▶

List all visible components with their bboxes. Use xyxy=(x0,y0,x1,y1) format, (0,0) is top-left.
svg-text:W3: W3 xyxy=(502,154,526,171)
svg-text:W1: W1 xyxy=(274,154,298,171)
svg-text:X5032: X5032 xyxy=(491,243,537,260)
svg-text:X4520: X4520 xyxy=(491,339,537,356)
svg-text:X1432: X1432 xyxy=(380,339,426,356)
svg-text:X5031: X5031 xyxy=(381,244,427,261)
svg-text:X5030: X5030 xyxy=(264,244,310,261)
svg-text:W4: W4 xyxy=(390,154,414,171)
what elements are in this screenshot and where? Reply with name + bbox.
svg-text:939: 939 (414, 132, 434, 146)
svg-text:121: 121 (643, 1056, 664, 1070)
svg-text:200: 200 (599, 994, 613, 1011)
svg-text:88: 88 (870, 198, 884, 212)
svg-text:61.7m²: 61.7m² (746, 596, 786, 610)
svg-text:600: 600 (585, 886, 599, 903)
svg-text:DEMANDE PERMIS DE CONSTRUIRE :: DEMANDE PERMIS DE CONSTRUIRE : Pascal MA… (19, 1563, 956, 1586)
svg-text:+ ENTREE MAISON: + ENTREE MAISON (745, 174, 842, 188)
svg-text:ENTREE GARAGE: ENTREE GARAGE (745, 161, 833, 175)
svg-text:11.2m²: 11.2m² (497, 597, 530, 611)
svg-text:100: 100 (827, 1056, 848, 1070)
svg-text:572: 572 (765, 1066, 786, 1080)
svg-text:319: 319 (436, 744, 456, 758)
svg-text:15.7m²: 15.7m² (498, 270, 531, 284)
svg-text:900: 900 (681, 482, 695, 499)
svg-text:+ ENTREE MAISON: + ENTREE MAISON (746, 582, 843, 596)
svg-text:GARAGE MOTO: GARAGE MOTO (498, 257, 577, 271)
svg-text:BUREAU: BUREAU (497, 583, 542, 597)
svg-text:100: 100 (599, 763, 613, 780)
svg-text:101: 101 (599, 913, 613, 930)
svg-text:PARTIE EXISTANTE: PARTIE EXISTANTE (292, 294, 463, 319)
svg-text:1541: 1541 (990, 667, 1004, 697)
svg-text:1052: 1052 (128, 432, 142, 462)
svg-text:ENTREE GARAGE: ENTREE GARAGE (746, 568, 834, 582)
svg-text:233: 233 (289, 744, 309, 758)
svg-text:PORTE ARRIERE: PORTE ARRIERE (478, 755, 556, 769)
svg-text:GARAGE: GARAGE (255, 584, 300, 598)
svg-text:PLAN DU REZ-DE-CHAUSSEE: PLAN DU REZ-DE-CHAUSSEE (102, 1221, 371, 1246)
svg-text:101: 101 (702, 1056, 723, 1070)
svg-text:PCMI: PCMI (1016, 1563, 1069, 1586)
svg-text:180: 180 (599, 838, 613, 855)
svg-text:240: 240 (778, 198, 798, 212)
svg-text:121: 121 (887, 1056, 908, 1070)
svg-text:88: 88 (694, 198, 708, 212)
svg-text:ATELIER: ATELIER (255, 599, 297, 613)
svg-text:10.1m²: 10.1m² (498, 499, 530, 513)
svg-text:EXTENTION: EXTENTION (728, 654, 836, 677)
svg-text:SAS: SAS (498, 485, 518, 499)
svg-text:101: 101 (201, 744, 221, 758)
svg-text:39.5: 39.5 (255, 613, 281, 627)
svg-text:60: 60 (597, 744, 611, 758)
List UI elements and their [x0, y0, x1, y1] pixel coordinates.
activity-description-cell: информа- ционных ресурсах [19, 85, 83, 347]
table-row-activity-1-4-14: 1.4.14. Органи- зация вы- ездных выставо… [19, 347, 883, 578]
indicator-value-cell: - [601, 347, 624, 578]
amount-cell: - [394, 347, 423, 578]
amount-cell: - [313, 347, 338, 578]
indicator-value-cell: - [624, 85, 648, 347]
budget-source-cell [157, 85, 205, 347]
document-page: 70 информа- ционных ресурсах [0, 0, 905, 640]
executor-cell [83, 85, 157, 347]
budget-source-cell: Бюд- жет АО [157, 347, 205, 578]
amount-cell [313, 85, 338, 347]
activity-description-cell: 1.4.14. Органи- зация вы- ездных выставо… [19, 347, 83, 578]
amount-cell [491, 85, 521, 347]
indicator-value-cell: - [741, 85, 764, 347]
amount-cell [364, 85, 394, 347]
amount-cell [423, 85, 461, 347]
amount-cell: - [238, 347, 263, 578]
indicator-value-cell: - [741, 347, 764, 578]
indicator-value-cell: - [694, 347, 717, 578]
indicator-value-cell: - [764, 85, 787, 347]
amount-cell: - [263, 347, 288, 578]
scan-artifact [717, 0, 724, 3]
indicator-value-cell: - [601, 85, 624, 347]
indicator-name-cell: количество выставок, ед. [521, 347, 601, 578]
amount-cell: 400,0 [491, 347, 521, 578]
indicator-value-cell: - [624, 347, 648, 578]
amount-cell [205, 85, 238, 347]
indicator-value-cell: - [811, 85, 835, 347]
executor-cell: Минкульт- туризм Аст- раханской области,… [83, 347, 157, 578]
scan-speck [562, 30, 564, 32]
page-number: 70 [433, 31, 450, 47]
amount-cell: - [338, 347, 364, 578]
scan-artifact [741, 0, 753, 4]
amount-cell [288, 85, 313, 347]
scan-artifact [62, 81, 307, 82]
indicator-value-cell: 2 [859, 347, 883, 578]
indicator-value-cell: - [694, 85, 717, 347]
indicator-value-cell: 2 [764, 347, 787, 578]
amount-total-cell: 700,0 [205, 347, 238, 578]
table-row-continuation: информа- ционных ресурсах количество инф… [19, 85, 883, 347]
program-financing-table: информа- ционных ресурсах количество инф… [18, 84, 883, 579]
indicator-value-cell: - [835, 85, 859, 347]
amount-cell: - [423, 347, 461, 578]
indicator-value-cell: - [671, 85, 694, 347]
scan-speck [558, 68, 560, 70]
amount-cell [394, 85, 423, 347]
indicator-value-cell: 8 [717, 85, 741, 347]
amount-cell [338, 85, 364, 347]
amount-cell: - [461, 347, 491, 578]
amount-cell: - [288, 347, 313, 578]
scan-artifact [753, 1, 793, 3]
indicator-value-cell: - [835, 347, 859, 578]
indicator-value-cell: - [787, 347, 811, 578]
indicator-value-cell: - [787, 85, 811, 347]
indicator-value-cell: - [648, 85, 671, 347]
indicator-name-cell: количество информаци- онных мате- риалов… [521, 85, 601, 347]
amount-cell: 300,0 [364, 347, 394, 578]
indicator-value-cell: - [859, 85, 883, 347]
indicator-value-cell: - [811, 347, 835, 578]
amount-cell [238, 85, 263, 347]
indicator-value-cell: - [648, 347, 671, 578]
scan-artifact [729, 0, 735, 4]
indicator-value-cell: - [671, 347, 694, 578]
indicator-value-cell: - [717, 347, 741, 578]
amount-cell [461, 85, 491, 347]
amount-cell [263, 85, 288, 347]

◀

Task to complete: Reproduce the material above word for word, from its first line to its last, changing nothing.

Solved problem:
List all visible components with their bboxes. Use xyxy=(x0,y0,x1,y1) format, (0,0) is top-left.
svg-text:W3: W3 xyxy=(502,154,526,171)
svg-text:W1: W1 xyxy=(274,154,298,171)
svg-text:X5032: X5032 xyxy=(491,243,537,260)
svg-text:X4520: X4520 xyxy=(491,339,537,356)
svg-text:X1432: X1432 xyxy=(380,339,426,356)
svg-text:X5031: X5031 xyxy=(381,244,427,261)
svg-text:X5030: X5030 xyxy=(264,244,310,261)
svg-text:W4: W4 xyxy=(390,154,414,171)
what elements are in this screenshot and where? Reply with name + bbox.
svg-text:939: 939 (414, 132, 434, 146)
svg-text:121: 121 (643, 1056, 664, 1070)
svg-text:200: 200 (599, 994, 613, 1011)
svg-text:88: 88 (870, 198, 884, 212)
svg-text:61.7m²: 61.7m² (746, 596, 786, 610)
svg-text:600: 600 (585, 886, 599, 903)
svg-text:DEMANDE PERMIS DE CONSTRUIRE :: DEMANDE PERMIS DE CONSTRUIRE : Pascal MA… (19, 1563, 956, 1586)
svg-text:+ ENTREE MAISON: + ENTREE MAISON (745, 174, 842, 188)
svg-text:ENTREE GARAGE: ENTREE GARAGE (745, 161, 833, 175)
svg-text:11.2m²: 11.2m² (497, 597, 530, 611)
svg-text:100: 100 (827, 1056, 848, 1070)
svg-text:572: 572 (765, 1066, 786, 1080)
svg-text:319: 319 (436, 744, 456, 758)
svg-text:15.7m²: 15.7m² (498, 270, 531, 284)
svg-text:900: 900 (681, 482, 695, 499)
svg-text:+ ENTREE MAISON: + ENTREE MAISON (746, 582, 843, 596)
svg-text:GARAGE MOTO: GARAGE MOTO (498, 257, 577, 271)
svg-text:BUREAU: BUREAU (497, 583, 542, 597)
svg-text:100: 100 (599, 763, 613, 780)
svg-text:101: 101 (599, 913, 613, 930)
svg-text:PARTIE EXISTANTE: PARTIE EXISTANTE (292, 294, 463, 319)
svg-text:1541: 1541 (990, 667, 1004, 697)
svg-text:1052: 1052 (128, 432, 142, 462)
svg-text:ENTREE GARAGE: ENTREE GARAGE (746, 568, 834, 582)
svg-text:233: 233 (289, 744, 309, 758)
svg-text:PORTE ARRIERE: PORTE ARRIERE (478, 755, 556, 769)
svg-text:GARAGE: GARAGE (255, 584, 300, 598)
svg-text:PLAN DU REZ-DE-CHAUSSEE: PLAN DU REZ-DE-CHAUSSEE (102, 1221, 371, 1246)
svg-text:101: 101 (702, 1056, 723, 1070)
svg-text:PCMI: PCMI (1016, 1563, 1069, 1586)
svg-text:180: 180 (599, 838, 613, 855)
svg-text:240: 240 (778, 198, 798, 212)
svg-text:121: 121 (887, 1056, 908, 1070)
svg-text:88: 88 (694, 198, 708, 212)
svg-text:ATELIER: ATELIER (255, 599, 297, 613)
svg-text:10.1m²: 10.1m² (498, 499, 530, 513)
svg-text:EXTENTION: EXTENTION (728, 654, 836, 677)
svg-text:SAS: SAS (498, 485, 518, 499)
svg-text:101: 101 (201, 744, 221, 758)
svg-text:39.5: 39.5 (255, 613, 281, 627)
svg-text:60: 60 (597, 744, 611, 758)
List UI elements and their [x0, y0, x1, y1] pixel coordinates.
activity-description-cell: информа- ционных ресурсах [19, 85, 83, 347]
table-row-activity-1-4-14: 1.4.14. Органи- зация вы- ездных выставо… [19, 347, 883, 578]
indicator-value-cell: - [601, 347, 624, 578]
amount-cell: - [394, 347, 423, 578]
amount-cell: - [313, 347, 338, 578]
indicator-value-cell: - [624, 85, 648, 347]
budget-source-cell [157, 85, 205, 347]
document-page: 70 информа- ционных ресурсах [0, 0, 905, 640]
executor-cell [83, 85, 157, 347]
budget-source-cell: Бюд- жет АО [157, 347, 205, 578]
amount-cell [313, 85, 338, 347]
activity-description-cell: 1.4.14. Органи- зация вы- ездных выставо… [19, 347, 83, 578]
amount-cell [491, 85, 521, 347]
indicator-value-cell: - [741, 85, 764, 347]
amount-cell [364, 85, 394, 347]
amount-cell [423, 85, 461, 347]
amount-cell: - [238, 347, 263, 578]
indicator-value-cell: - [741, 347, 764, 578]
indicator-value-cell: - [694, 347, 717, 578]
indicator-value-cell: - [764, 85, 787, 347]
amount-cell: - [263, 347, 288, 578]
scan-artifact [717, 0, 724, 3]
indicator-value-cell: - [601, 85, 624, 347]
indicator-name-cell: количество выставок, ед. [521, 347, 601, 578]
amount-cell: 400,0 [491, 347, 521, 578]
indicator-value-cell: - [624, 347, 648, 578]
amount-cell [205, 85, 238, 347]
indicator-value-cell: - [811, 85, 835, 347]
executor-cell: Минкульт- туризм Аст- раханской области,… [83, 347, 157, 578]
scan-speck [562, 30, 564, 32]
page-number: 70 [433, 31, 450, 47]
amount-cell: - [338, 347, 364, 578]
scan-artifact [741, 0, 753, 4]
amount-cell [288, 85, 313, 347]
scan-artifact [62, 81, 307, 82]
indicator-value-cell: 2 [859, 347, 883, 578]
indicator-value-cell: - [694, 85, 717, 347]
indicator-value-cell: 2 [764, 347, 787, 578]
amount-total-cell: 700,0 [205, 347, 238, 578]
table-row-continuation: информа- ционных ресурсах количество инф… [19, 85, 883, 347]
program-financing-table: информа- ционных ресурсах количество инф… [18, 84, 883, 579]
indicator-value-cell: - [835, 85, 859, 347]
amount-cell: - [423, 347, 461, 578]
indicator-value-cell: - [671, 85, 694, 347]
scan-speck [558, 68, 560, 70]
amount-cell [394, 85, 423, 347]
indicator-value-cell: 8 [717, 85, 741, 347]
amount-cell [338, 85, 364, 347]
amount-cell: - [461, 347, 491, 578]
amount-cell: - [288, 347, 313, 578]
scan-artifact [753, 1, 793, 3]
indicator-value-cell: - [835, 347, 859, 578]
indicator-value-cell: - [787, 347, 811, 578]
indicator-value-cell: - [787, 85, 811, 347]
indicator-value-cell: - [648, 85, 671, 347]
indicator-name-cell: количество информаци- онных мате- риалов… [521, 85, 601, 347]
amount-cell: 300,0 [364, 347, 394, 578]
indicator-value-cell: - [859, 85, 883, 347]
indicator-value-cell: - [811, 347, 835, 578]
amount-cell [238, 85, 263, 347]
indicator-value-cell: - [648, 347, 671, 578]
scan-artifact [729, 0, 735, 4]
indicator-value-cell: - [671, 347, 694, 578]
indicator-value-cell: - [717, 347, 741, 578]
amount-cell [461, 85, 491, 347]
amount-cell [263, 85, 288, 347]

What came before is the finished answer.